-- Opening Marker --
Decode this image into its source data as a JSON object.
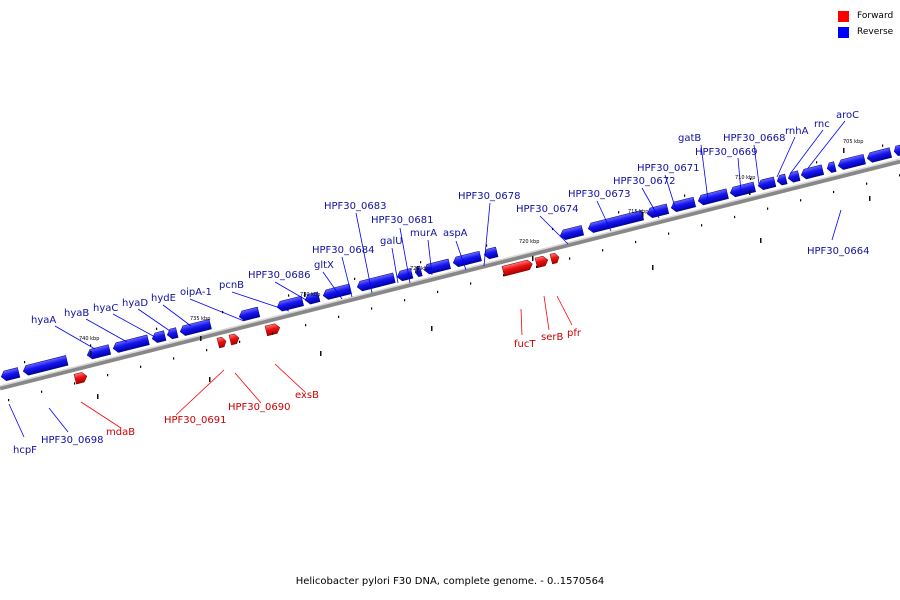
{
  "title": "Helicobacter pylori F30 DNA, complete genome. - 0..1570564",
  "legend": [
    {
      "label": "Forward",
      "color": "#ff0000"
    },
    {
      "label": "Reverse",
      "color": "#0000ff"
    }
  ],
  "colors": {
    "forward": "#e00000",
    "reverse": "#1010f0",
    "forward_text": "#cc0000",
    "reverse_text": "#1010a0"
  },
  "ticks": [
    "740 kbp",
    "735 kbp",
    "730 kbp",
    "725 kbp",
    "720 kbp",
    "715 kbp",
    "710 kbp",
    "705 kbp"
  ],
  "reverse_labels": [
    "hcpF",
    "HPF30_0698",
    "hyaA",
    "hyaB",
    "hyaC",
    "hyaD",
    "hydE",
    "oipA-1",
    "pcnB",
    "HPF30_0686",
    "gltX",
    "HPF30_0684",
    "HPF30_0683",
    "HPF30_0681",
    "galU",
    "murA",
    "aspA",
    "HPF30_0678",
    "HPF30_0674",
    "HPF30_0673",
    "HPF30_0672",
    "HPF30_0671",
    "gatB",
    "HPF30_0669",
    "HPF30_0668",
    "rnhA",
    "rnc",
    "aroC",
    "HPF30_0664"
  ],
  "forward_labels": [
    "mdaB",
    "HPF30_0691",
    "HPF30_0690",
    "exsB",
    "fucT",
    "serB",
    "pfr"
  ]
}
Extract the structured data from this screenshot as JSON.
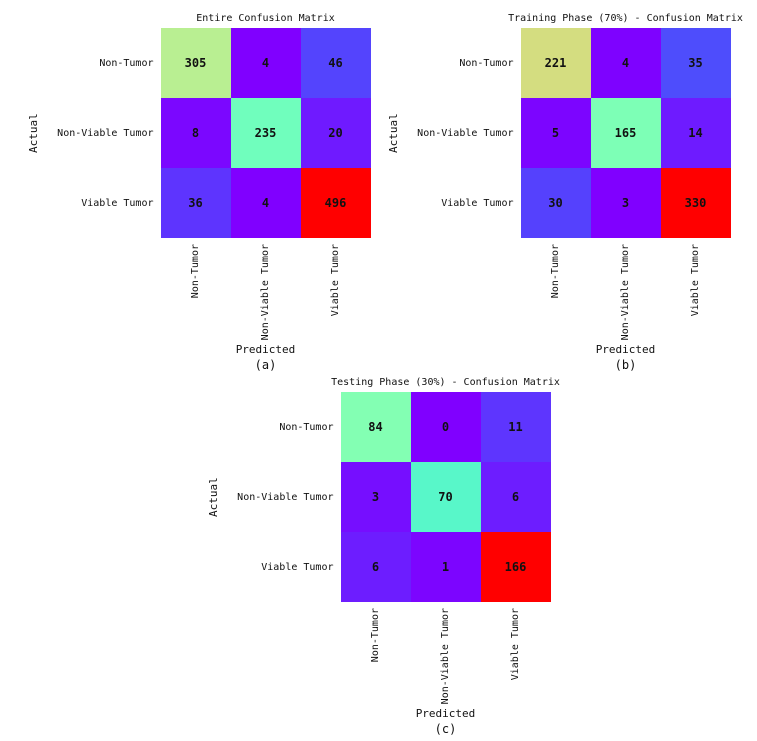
{
  "figure": {
    "background": "#ffffff",
    "text_color": "#111111"
  },
  "chart_data": [
    {
      "type": "heatmap",
      "title": "Entire Confusion Matrix",
      "panel_label": "(a)",
      "xlabel": "Predicted",
      "ylabel": "Actual",
      "categories": [
        "Non-Tumor",
        "Non-Viable Tumor",
        "Viable Tumor"
      ],
      "matrix": [
        [
          305,
          4,
          46
        ],
        [
          8,
          235,
          20
        ],
        [
          36,
          4,
          496
        ]
      ],
      "colormap": "rainbow",
      "vmin": 4,
      "vmax": 496
    },
    {
      "type": "heatmap",
      "title": "Training Phase (70%) - Confusion Matrix",
      "panel_label": "(b)",
      "xlabel": "Predicted",
      "ylabel": "Actual",
      "categories": [
        "Non-Tumor",
        "Non-Viable Tumor",
        "Viable Tumor"
      ],
      "matrix": [
        [
          221,
          4,
          35
        ],
        [
          5,
          165,
          14
        ],
        [
          30,
          3,
          330
        ]
      ],
      "colormap": "rainbow",
      "vmin": 3,
      "vmax": 330
    },
    {
      "type": "heatmap",
      "title": "Testing Phase (30%) - Confusion Matrix",
      "panel_label": "(c)",
      "xlabel": "Predicted",
      "ylabel": "Actual",
      "categories": [
        "Non-Tumor",
        "Non-Viable Tumor",
        "Viable Tumor"
      ],
      "matrix": [
        [
          84,
          0,
          11
        ],
        [
          3,
          70,
          6
        ],
        [
          6,
          1,
          166
        ]
      ],
      "colormap": "rainbow",
      "vmin": 0,
      "vmax": 166
    }
  ]
}
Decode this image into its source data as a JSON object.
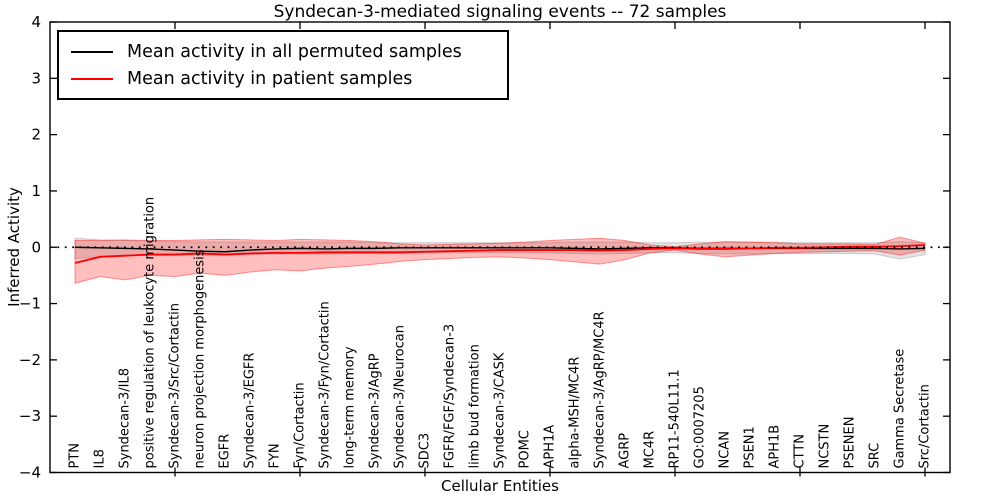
{
  "chart_data": {
    "type": "line",
    "title": "Syndecan-3-mediated signaling events -- 72 samples",
    "xlabel": "Cellular Entities",
    "ylabel": "Inferred Activity",
    "ylim": [
      -4,
      4
    ],
    "yticks": [
      -4,
      -3,
      -2,
      -1,
      0,
      1,
      2,
      3,
      4
    ],
    "grid": false,
    "legend_position": "upper left",
    "zero_line": {
      "y": 0,
      "style": "dotted",
      "color": "#000000"
    },
    "categories": [
      "PTN",
      "IL8",
      "Syndecan-3/IL8",
      "positive regulation of leukocyte migration",
      "Syndecan-3/Src/Cortactin",
      "neuron projection morphogenesis",
      "EGFR",
      "Syndecan-3/EGFR",
      "FYN",
      "Fyn/Cortactin",
      "Syndecan-3/Fyn/Cortactin",
      "long-term memory",
      "Syndecan-3/AgRP",
      "Syndecan-3/Neurocan",
      "SDC3",
      "FGFR/FGF/Syndecan-3",
      "limb bud formation",
      "Syndecan-3/CASK",
      "POMC",
      "APH1A",
      "alpha-MSH/MC4R",
      "Syndecan-3/AgRP/MC4R",
      "AGRP",
      "MC4R",
      "RP11-540L11.1",
      "GO:0007205",
      "NCAN",
      "PSEN1",
      "APH1B",
      "CTTN",
      "NCSTN",
      "PSENEN",
      "SRC",
      "Gamma Secretase",
      "Src/Cortactin"
    ],
    "series": [
      {
        "name": "Mean activity in all permuted samples",
        "color": "#000000",
        "band_color": "#999999",
        "values": [
          0.0,
          -0.01,
          -0.02,
          -0.03,
          -0.05,
          -0.07,
          -0.08,
          -0.05,
          -0.03,
          -0.02,
          -0.03,
          -0.02,
          -0.02,
          -0.01,
          -0.01,
          -0.01,
          -0.01,
          -0.01,
          -0.01,
          -0.01,
          -0.02,
          -0.03,
          -0.02,
          -0.01,
          -0.01,
          -0.02,
          -0.02,
          -0.02,
          -0.02,
          -0.02,
          -0.02,
          -0.02,
          -0.02,
          -0.03,
          -0.02
        ],
        "band_upper": [
          0.16,
          0.13,
          0.12,
          0.11,
          0.1,
          0.09,
          0.09,
          0.09,
          0.09,
          0.09,
          0.09,
          0.09,
          0.08,
          0.08,
          0.08,
          0.08,
          0.08,
          0.08,
          0.08,
          0.08,
          0.09,
          0.09,
          0.09,
          0.08,
          0.08,
          0.09,
          0.09,
          0.09,
          0.09,
          0.08,
          0.08,
          0.08,
          0.08,
          0.1,
          0.08
        ],
        "band_lower": [
          -0.2,
          -0.17,
          -0.15,
          -0.14,
          -0.14,
          -0.14,
          -0.14,
          -0.13,
          -0.12,
          -0.12,
          -0.12,
          -0.11,
          -0.11,
          -0.11,
          -0.1,
          -0.1,
          -0.1,
          -0.1,
          -0.1,
          -0.1,
          -0.11,
          -0.12,
          -0.11,
          -0.1,
          -0.1,
          -0.11,
          -0.12,
          -0.12,
          -0.11,
          -0.11,
          -0.11,
          -0.11,
          -0.12,
          -0.21,
          -0.13
        ]
      },
      {
        "name": "Mean activity in patient samples",
        "color": "#ff0000",
        "band_color": "#ff0000",
        "values": [
          -0.28,
          -0.17,
          -0.15,
          -0.13,
          -0.13,
          -0.11,
          -0.13,
          -0.11,
          -0.1,
          -0.1,
          -0.09,
          -0.09,
          -0.09,
          -0.09,
          -0.08,
          -0.07,
          -0.06,
          -0.05,
          -0.05,
          -0.05,
          -0.05,
          -0.06,
          -0.05,
          -0.03,
          -0.02,
          -0.03,
          -0.03,
          -0.02,
          -0.01,
          -0.01,
          0.0,
          0.01,
          0.01,
          0.02,
          0.04
        ],
        "band_upper": [
          0.12,
          0.12,
          0.13,
          0.12,
          0.12,
          0.13,
          0.14,
          0.13,
          0.12,
          0.14,
          0.13,
          0.12,
          0.1,
          0.06,
          0.04,
          0.05,
          0.06,
          0.07,
          0.09,
          0.12,
          0.14,
          0.16,
          0.12,
          0.04,
          0.01,
          0.06,
          0.1,
          0.09,
          0.08,
          0.06,
          0.06,
          0.06,
          0.05,
          0.18,
          0.07
        ],
        "band_lower": [
          -0.64,
          -0.52,
          -0.58,
          -0.5,
          -0.52,
          -0.46,
          -0.5,
          -0.44,
          -0.4,
          -0.42,
          -0.37,
          -0.34,
          -0.3,
          -0.25,
          -0.22,
          -0.2,
          -0.18,
          -0.17,
          -0.19,
          -0.22,
          -0.26,
          -0.3,
          -0.22,
          -0.1,
          -0.05,
          -0.12,
          -0.17,
          -0.14,
          -0.11,
          -0.09,
          -0.08,
          -0.07,
          -0.06,
          -0.14,
          -0.05
        ]
      }
    ]
  }
}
-- Closing Marker --
■ What the exercise asks ■
From the data above, how many lines contain the word "name"? Give the number alone.

■ Task result ■
2